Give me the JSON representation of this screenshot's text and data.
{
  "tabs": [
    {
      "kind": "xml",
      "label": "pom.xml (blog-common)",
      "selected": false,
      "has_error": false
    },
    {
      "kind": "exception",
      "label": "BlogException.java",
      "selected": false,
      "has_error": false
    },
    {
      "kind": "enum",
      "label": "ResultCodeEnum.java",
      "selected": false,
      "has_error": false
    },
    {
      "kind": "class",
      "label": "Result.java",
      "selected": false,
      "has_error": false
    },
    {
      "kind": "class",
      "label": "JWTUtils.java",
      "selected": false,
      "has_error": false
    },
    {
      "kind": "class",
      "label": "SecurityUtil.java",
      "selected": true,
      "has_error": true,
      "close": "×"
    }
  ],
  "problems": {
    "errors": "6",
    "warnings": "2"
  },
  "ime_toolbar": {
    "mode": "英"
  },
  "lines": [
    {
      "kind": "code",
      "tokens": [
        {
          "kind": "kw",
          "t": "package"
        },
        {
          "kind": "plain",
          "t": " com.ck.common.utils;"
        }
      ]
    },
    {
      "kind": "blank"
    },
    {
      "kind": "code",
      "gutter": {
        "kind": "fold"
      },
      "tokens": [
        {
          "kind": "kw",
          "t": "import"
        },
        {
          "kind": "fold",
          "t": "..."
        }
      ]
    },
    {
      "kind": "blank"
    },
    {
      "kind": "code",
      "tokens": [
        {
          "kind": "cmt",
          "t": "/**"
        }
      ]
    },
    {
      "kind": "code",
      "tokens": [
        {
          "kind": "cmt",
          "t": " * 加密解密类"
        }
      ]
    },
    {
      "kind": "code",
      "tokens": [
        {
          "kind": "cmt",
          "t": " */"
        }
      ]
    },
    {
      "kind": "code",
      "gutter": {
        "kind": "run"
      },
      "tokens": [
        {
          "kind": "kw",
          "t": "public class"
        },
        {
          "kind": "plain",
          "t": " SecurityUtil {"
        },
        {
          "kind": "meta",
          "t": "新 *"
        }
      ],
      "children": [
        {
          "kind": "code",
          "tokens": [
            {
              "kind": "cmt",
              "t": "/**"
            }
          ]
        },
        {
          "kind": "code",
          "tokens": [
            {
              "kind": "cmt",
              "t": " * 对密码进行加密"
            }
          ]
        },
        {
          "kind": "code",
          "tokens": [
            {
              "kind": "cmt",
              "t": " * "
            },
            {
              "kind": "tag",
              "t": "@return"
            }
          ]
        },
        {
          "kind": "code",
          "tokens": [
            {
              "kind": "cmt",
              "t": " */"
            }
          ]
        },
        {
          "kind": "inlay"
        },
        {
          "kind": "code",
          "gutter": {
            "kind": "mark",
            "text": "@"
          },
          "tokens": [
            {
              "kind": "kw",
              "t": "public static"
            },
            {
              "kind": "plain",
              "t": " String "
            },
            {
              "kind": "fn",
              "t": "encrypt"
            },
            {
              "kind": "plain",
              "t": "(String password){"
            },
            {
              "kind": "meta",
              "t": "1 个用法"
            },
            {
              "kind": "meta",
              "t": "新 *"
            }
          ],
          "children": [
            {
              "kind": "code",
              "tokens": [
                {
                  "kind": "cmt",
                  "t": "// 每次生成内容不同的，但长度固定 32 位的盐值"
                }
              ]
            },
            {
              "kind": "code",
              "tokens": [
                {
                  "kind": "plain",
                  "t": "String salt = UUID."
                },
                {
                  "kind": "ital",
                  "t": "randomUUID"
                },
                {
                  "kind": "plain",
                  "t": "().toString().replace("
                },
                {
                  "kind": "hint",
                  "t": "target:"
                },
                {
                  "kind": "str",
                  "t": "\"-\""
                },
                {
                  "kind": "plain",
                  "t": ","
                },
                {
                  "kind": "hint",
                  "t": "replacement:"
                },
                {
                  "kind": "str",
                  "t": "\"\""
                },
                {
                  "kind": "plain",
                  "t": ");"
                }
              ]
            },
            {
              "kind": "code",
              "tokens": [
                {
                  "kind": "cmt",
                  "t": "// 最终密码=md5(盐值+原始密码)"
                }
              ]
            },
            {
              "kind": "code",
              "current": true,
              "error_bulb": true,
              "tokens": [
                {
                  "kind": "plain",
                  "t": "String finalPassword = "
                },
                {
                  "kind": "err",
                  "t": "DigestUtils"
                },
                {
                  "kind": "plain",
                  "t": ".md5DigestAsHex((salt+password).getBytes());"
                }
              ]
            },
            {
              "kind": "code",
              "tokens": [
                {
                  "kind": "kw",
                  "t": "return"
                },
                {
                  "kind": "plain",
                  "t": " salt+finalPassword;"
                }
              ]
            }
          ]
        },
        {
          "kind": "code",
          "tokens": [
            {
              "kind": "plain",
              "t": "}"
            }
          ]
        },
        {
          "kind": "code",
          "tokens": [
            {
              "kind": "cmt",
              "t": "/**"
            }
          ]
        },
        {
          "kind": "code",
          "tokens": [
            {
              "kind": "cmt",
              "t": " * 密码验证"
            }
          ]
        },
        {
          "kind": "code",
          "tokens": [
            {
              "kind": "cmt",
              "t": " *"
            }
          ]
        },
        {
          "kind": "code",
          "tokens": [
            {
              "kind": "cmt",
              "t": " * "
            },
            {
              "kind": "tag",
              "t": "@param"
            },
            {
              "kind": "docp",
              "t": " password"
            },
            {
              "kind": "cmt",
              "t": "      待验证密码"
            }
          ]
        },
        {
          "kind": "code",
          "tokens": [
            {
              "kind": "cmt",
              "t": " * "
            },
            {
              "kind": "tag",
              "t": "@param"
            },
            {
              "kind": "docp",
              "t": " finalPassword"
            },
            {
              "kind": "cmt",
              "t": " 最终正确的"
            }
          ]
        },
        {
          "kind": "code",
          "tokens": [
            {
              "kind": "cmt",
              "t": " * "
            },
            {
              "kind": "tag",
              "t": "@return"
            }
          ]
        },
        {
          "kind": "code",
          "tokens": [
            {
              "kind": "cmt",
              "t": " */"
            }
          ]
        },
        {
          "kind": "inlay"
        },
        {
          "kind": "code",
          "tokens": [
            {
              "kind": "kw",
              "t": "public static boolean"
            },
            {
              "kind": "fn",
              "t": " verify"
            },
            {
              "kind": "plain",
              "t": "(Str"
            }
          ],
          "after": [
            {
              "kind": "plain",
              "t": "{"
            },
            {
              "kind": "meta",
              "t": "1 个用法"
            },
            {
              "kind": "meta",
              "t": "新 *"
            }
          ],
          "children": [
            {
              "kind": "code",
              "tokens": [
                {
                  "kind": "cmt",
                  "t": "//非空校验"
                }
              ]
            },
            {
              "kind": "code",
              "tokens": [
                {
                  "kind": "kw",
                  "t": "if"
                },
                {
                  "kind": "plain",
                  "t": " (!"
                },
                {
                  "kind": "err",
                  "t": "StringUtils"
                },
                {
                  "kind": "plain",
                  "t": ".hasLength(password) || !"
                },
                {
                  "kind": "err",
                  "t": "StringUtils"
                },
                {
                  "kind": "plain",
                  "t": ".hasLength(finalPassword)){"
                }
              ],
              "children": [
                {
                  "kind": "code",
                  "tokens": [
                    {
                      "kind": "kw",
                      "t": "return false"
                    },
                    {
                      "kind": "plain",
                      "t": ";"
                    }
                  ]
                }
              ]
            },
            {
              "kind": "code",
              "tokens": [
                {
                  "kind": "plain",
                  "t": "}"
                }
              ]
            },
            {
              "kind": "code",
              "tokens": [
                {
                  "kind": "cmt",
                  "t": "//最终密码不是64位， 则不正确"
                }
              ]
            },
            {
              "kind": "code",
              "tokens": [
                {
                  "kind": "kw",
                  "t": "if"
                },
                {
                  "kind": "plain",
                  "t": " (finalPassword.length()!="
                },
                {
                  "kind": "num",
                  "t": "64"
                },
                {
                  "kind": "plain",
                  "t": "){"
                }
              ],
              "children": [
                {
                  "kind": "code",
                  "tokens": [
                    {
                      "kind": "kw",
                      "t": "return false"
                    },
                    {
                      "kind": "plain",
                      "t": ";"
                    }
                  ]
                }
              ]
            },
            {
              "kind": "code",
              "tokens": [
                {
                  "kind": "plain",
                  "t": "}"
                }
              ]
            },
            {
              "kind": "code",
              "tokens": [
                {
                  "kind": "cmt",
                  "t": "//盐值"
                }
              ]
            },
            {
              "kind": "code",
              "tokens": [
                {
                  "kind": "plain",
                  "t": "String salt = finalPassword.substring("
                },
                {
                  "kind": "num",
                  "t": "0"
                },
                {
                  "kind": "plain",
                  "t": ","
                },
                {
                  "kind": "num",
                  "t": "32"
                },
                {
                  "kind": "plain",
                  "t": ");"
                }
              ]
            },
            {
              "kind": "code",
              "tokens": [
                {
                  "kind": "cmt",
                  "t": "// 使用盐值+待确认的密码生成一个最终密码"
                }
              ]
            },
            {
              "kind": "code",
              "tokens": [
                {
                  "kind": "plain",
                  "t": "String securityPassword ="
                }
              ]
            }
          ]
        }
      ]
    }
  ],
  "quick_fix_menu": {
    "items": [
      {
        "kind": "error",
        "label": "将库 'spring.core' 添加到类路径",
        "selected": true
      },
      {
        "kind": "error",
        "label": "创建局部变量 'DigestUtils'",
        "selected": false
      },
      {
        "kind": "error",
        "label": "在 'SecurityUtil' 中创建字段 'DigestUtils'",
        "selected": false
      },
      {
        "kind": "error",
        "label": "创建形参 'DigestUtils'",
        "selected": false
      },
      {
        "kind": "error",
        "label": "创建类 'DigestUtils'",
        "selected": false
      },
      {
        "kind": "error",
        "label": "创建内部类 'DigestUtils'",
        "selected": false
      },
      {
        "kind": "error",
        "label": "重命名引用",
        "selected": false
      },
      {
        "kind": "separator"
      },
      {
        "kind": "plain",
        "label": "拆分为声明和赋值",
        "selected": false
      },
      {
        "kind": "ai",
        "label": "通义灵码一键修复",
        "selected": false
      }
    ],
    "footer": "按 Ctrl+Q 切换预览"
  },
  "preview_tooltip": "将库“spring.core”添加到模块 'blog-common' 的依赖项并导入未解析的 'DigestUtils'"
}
□ □ □
Task description » Write out every line of the data that holds the word "hasLength".

Correct response »
                  "t": ".hasLength(password) || !"
                  "t": ".hasLength(finalPassword)){"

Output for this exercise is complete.